KUTIPAN TEKS:
┌──

Misalnya, seorang mujtahid ingin mengetahui hukum minuman bir atau wisky.
Dari hasil pembahasan dan penelitiannya secara cermat, kedua minuman itu
mengandung zat yang memabukkan, seperti zat yang ada pada khamr. Zat yang
memabukkan inilah yang menjadi penyebab di haramkannya khamr. Hal ini sesuai
dengan firman Allah dalam surat al-Maidah 5 : 90 – 91. Dengan demikian, mujtahid
tersebut telah menemukan hukum untuk bir dan wisky, yaitu sama dengan hukum
khamr, karena illat keduanya adalah sama. Kesamaan illat antara kasus yang tidak
ada nash-nya dengan hukum yang ada nash-nya menyebabkan adanya kesatuan
hukum.

B. KEHUJJAHAN QIYAS
Dalam hal penerimaan ulama terhadap qiyas sebagai dalil syara’, muhammad
abu zahrah membagi menjadi 3 kelompok:


a. Kelompok jumhur ulama yang menjadikan qiyas sebagai dalil hukum
syara’. Mereka menggunakan qiyas dalam hal-hal tidak terdapat hukumnya dalam
nash alqur’an dan sunnah dan ijma’ ulama. Mereka menggunakan qiyas secara
tidak berlebihan dan tidak melampaui batas kewajaran.


b) Kelompok ulama zhahiriyah dan syi’ah dan imamiyah yang menolak

penggunaan qiyas secara mutlak. Zahiriah juga menolak penemuan ‘ilat atas

suatu hukum dan menganggap tidak perlu mengetahui tujuan ditetapkannya
suatu hukum syara’
c) Kelompok yang menggunakan qiyas secara mudah mereka pun berusaha
menggabungkan dua hal yang tidak terlihat kesamaan ‘ilatdiantara keduanya:
kadang-kadang memberikan kekuatan yang lebih tinggi terhadap qiyas
sehingga qiyas itu dapat dapat membatasi keumuman sebagian ayat alqur’an
dan sunnah.

└──

LATIHAN SINGKAT A:
Dalam teks tentang qiyas, kelompok ulama apa saja yang dibedakan Muhammad Abu Zahrah menurut sikap mereka terhadap qiyas sebagai dalil syara’?
LATIHAN SINGKAT B:
Lanjutkan teks tentang qiyas, mulai setelah kalimat terakhirnya.

BAGIAN DATA:
┌──

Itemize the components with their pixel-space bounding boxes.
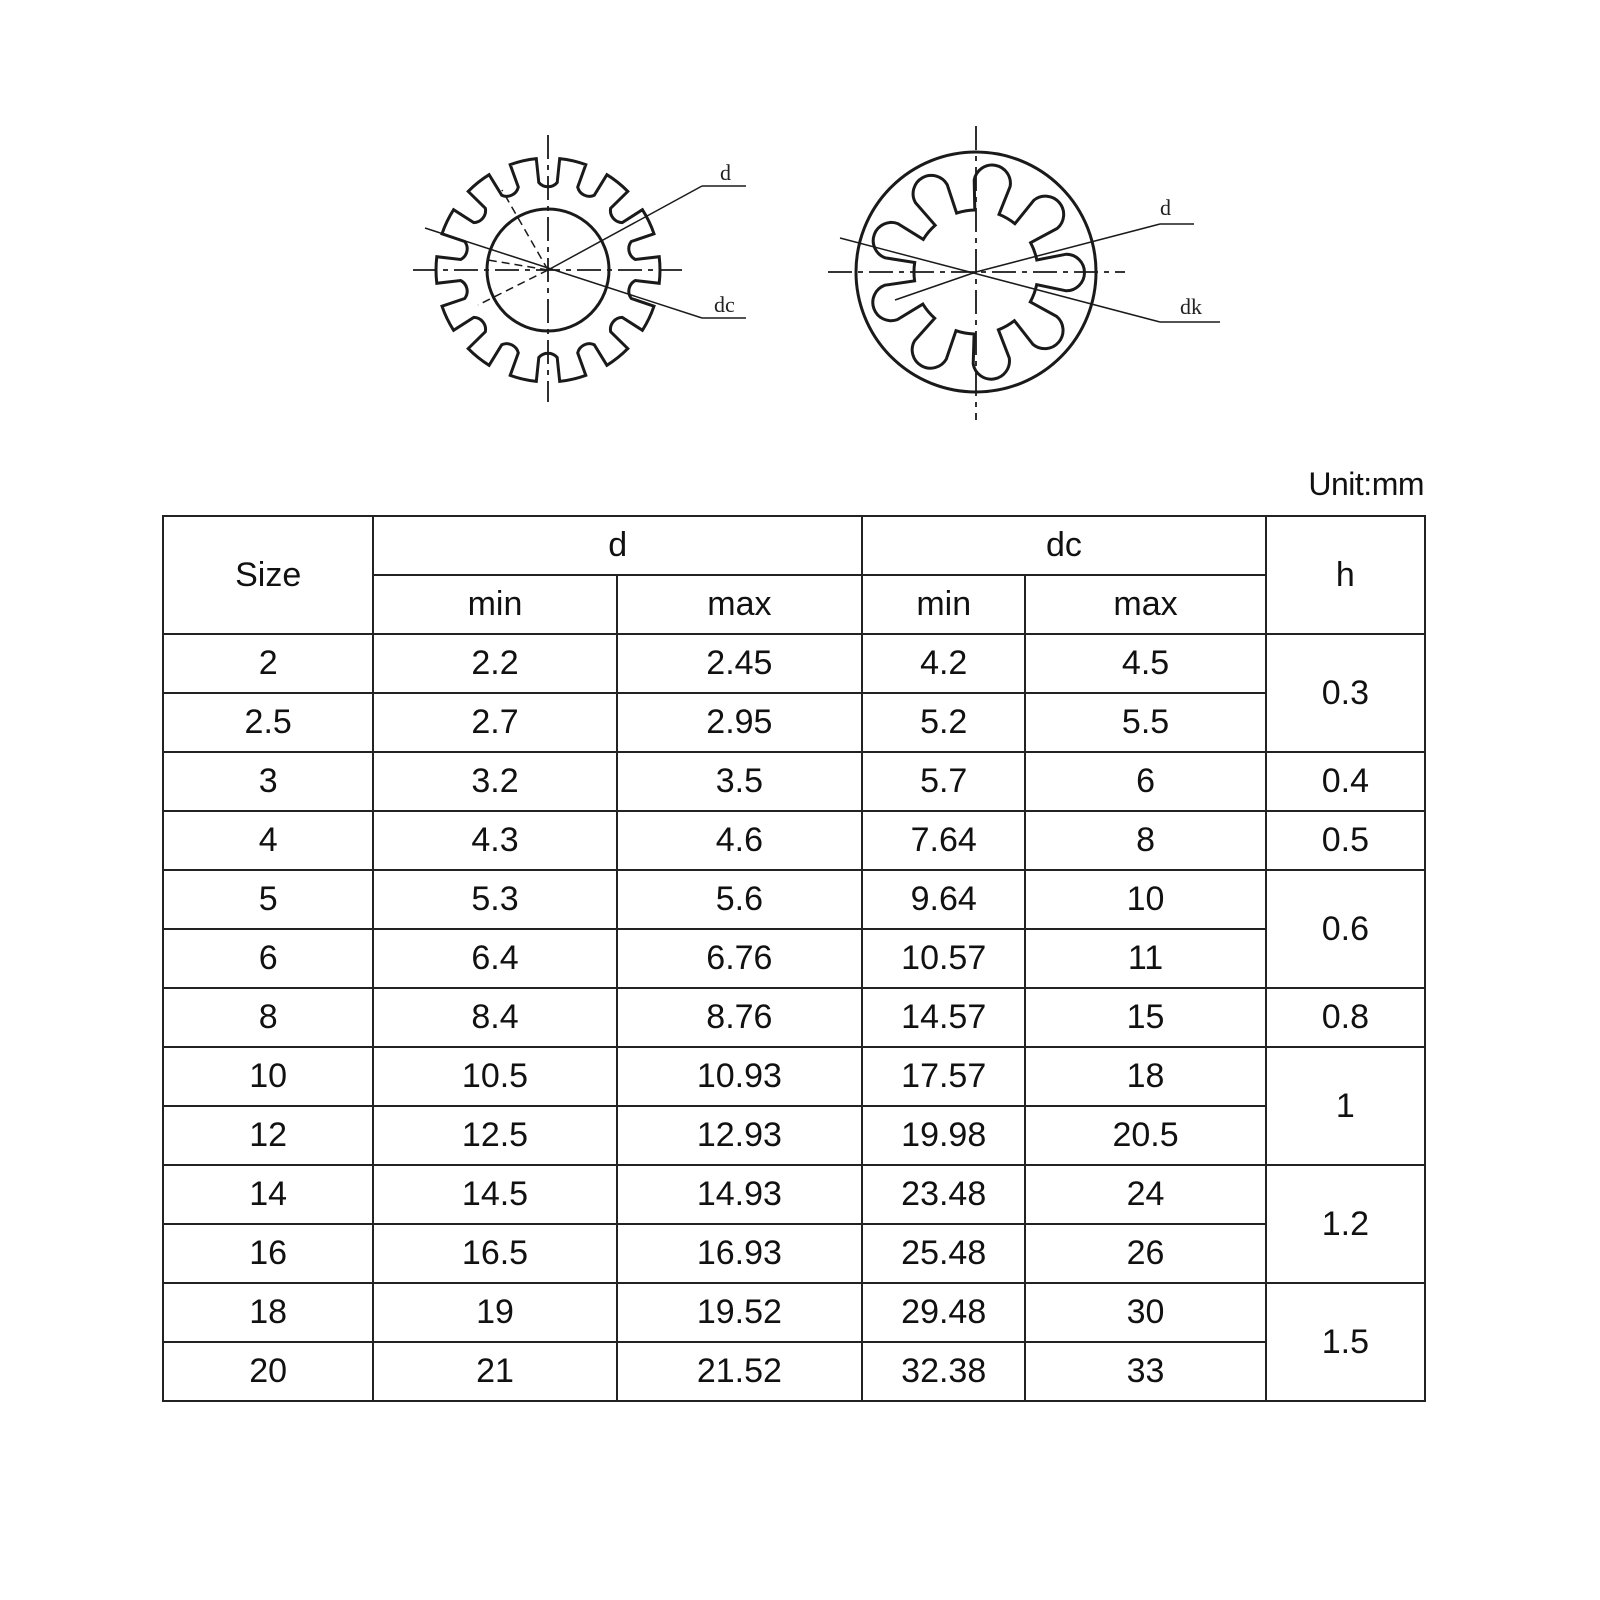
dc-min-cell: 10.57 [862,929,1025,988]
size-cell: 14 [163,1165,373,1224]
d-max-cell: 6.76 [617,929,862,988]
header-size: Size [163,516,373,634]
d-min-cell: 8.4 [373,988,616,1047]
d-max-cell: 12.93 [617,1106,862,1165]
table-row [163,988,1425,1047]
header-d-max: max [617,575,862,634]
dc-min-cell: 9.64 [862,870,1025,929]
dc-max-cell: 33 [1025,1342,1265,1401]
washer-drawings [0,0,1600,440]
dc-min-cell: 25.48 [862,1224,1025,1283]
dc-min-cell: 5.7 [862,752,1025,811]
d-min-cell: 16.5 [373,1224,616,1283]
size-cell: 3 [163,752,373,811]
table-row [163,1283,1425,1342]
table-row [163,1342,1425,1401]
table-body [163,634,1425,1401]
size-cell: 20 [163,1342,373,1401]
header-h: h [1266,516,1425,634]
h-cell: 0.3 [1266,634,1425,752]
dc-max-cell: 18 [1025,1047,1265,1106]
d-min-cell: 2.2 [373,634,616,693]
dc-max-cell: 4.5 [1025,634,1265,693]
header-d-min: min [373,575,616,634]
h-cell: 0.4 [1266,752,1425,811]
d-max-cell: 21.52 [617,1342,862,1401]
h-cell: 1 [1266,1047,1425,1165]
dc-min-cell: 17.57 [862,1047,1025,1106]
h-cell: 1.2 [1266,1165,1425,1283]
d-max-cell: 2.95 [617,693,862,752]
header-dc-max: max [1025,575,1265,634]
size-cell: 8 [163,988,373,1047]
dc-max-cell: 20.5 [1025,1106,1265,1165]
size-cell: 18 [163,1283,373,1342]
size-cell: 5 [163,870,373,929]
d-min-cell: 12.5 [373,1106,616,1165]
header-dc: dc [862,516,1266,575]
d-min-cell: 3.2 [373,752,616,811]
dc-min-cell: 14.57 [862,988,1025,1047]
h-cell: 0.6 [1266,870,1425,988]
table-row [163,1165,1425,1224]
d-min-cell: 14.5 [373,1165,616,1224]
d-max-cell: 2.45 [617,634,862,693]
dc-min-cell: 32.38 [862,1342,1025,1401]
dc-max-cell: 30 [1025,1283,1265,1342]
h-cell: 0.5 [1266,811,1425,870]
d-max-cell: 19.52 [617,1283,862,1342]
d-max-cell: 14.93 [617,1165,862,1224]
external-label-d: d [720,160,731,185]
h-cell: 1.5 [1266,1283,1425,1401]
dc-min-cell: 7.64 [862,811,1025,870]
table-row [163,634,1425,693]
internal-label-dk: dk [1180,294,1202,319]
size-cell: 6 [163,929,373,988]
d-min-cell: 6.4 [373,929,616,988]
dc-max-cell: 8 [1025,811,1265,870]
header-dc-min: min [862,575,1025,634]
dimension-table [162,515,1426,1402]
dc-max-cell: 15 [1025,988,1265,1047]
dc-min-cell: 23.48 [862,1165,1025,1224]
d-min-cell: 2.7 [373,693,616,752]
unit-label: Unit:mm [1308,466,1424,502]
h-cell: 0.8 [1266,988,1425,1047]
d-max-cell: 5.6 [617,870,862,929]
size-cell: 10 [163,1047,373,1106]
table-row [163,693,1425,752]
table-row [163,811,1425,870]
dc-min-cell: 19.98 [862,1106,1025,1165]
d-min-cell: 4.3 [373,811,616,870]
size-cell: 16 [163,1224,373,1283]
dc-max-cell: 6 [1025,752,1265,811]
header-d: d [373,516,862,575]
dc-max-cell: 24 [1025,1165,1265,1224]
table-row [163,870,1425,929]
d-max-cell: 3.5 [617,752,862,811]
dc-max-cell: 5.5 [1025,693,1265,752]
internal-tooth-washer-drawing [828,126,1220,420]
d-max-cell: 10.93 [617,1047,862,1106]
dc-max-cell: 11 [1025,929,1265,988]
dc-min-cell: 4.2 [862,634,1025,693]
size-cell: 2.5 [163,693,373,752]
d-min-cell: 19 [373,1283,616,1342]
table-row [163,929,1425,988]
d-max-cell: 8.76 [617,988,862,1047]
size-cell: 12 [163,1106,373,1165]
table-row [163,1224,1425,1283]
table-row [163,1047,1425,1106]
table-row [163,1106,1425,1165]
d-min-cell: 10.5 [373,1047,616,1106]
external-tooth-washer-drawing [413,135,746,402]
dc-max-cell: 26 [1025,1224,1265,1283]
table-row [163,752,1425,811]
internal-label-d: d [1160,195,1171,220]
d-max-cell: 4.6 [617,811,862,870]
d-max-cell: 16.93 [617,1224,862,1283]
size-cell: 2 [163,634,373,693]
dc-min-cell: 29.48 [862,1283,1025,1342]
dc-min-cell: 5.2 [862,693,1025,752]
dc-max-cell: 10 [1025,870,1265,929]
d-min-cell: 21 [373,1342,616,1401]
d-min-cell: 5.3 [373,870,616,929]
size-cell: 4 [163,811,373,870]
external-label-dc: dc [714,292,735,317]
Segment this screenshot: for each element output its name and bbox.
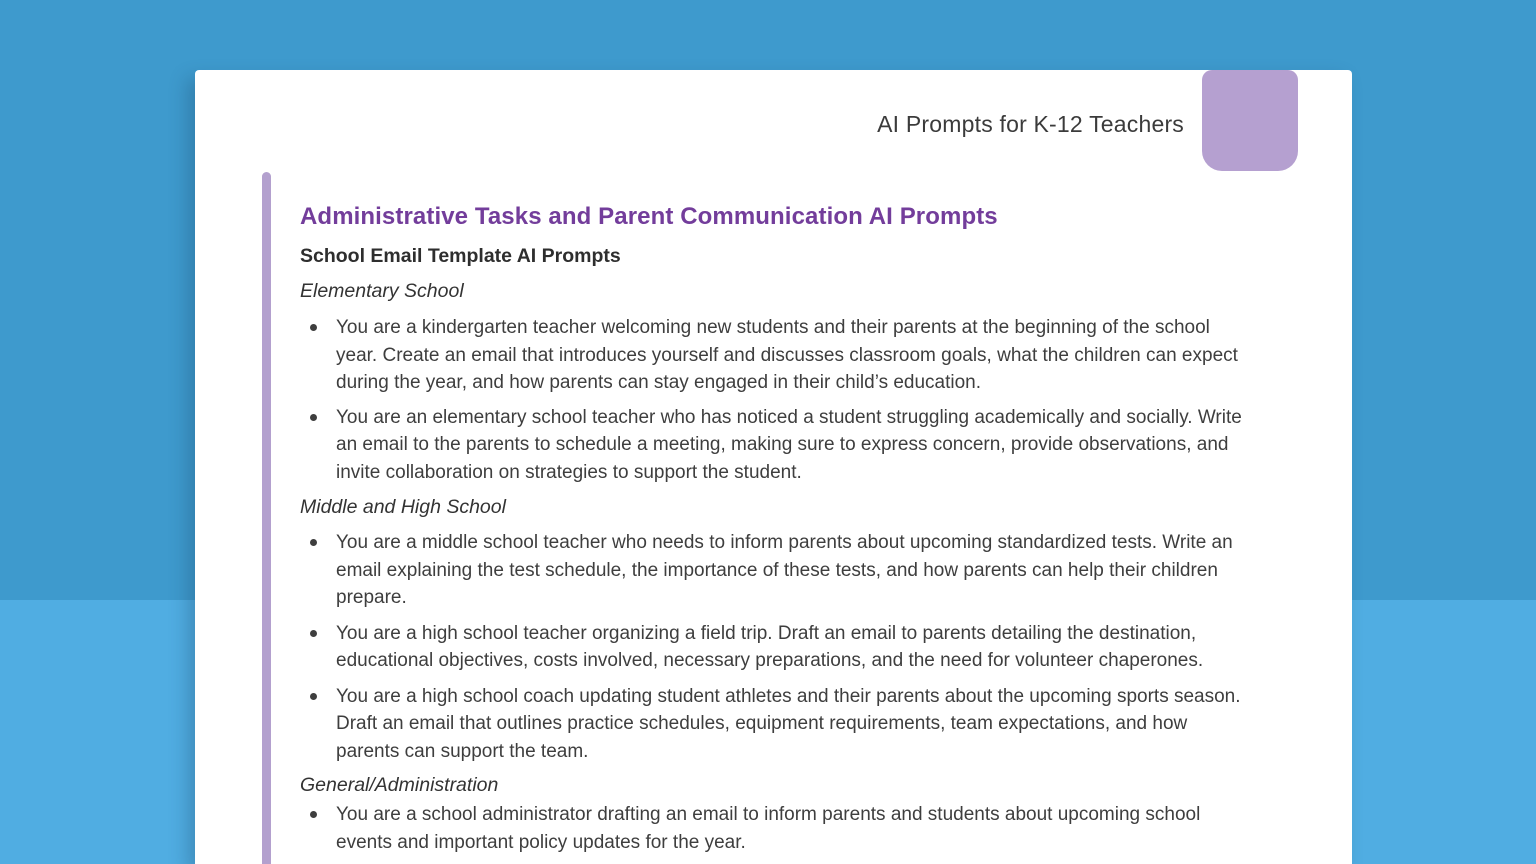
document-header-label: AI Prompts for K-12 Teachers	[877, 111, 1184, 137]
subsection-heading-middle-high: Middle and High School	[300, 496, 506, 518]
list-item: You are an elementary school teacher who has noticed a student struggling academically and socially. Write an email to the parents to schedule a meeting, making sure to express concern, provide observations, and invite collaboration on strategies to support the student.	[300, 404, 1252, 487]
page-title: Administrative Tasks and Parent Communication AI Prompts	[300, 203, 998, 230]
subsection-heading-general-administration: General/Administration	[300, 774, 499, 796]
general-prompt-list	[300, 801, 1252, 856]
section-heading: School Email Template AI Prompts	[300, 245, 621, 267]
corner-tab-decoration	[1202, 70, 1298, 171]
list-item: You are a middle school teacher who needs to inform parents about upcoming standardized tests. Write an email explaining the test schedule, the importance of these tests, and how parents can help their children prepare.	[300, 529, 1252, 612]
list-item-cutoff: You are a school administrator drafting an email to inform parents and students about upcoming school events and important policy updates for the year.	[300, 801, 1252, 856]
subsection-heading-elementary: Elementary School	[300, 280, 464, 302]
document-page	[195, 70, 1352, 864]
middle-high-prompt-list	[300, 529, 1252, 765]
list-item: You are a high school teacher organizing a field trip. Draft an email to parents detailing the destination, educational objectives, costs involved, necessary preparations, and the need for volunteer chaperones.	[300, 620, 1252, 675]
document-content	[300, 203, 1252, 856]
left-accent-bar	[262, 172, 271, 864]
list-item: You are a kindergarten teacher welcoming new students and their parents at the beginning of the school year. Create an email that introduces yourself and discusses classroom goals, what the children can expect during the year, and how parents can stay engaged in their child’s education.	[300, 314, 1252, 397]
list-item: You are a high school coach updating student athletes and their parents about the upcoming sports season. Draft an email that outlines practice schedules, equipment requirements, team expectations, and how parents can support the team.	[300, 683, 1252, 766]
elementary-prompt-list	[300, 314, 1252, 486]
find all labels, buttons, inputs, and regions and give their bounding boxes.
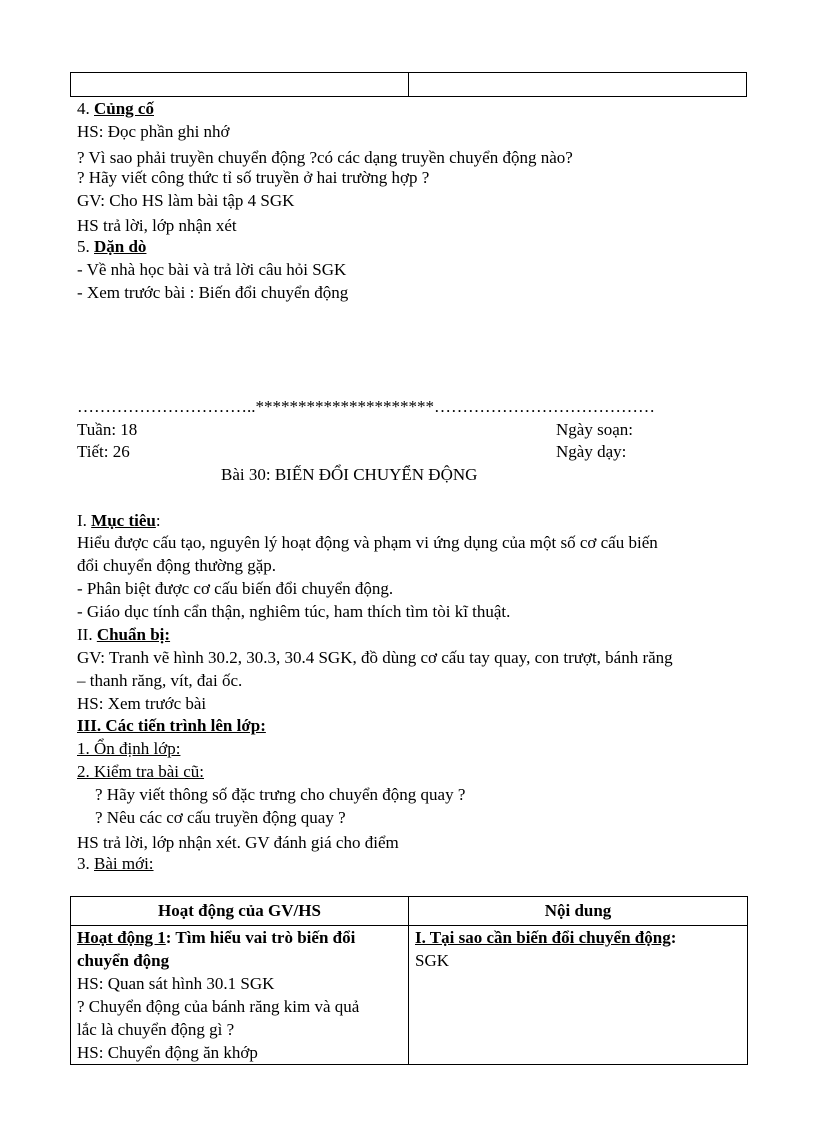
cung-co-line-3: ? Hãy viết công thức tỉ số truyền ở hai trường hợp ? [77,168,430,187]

└──

JAWABAN AKHIR A:
1. Kelompok jumhur ulama yang menjadikan qiyas sebagai dalil hukum syara’ dan menggunakannya secara tidak berlebihan.
2. Kelompok ulama zhahiriyah, syi’ah, dan imamiyah yang menolak penggunaan qiyas secara mutlak.
3. Kelompok yang menggunakan qiyas secara mudah, bahkan sampai qiyas dapat membatasi keumuman sebagian ayat Al-Qur’an dan sunnah.

JAWABAN AKHIR B:
Dalil yang dikemukakan jumhur ulama dalam menerima qiyas sebagai dalil hukum
syara’:
a. Al-Qur'an
1) Allah SWT memberi petunjuk dalam penggunaan qiyas dengan cara
menyamakan dua hal sebagai mana yang terdapat dalam surat yasiin: 36:78-79,
yang artinya:
78. Dan ia membuat perumpamaan bagi Kami; dan dia lupa kepada kejadiannya;
ia berkata: "Siapakah yang dapat menghidupkan tulang belulang, yang Telah
hancur luluh?"
79. Katakanlah: "Ia akan dihidupkan oleh Tuhan yang menciptakannya kali yang
pertama. dan dia Maha mengetahui tentang segala makhluk.
Ayat ini menjelaskan bahwa allah menyamakan kemampuannya menghidupkan
tulang belulang yang telah berserakan di kemudian hari dengan kemampuannya
menciptakan tulang belulang pertama kali.
Kelompok zahiriyah menolak argumentasi ini.mereka mengatakan bahwa
allahtidak pernah menyatakan bahwa ia mengembalikan tulang-belulang oleh
karena ia menciptakannya pertama kali.
Kalau seseorang berkata: saya mengi’tibarkan pakaian ini kepada pakaian yang ini.
Maksudnya: dia menyamakan dalam hitungan. Inilah yang dinamakan dengan
qiyas.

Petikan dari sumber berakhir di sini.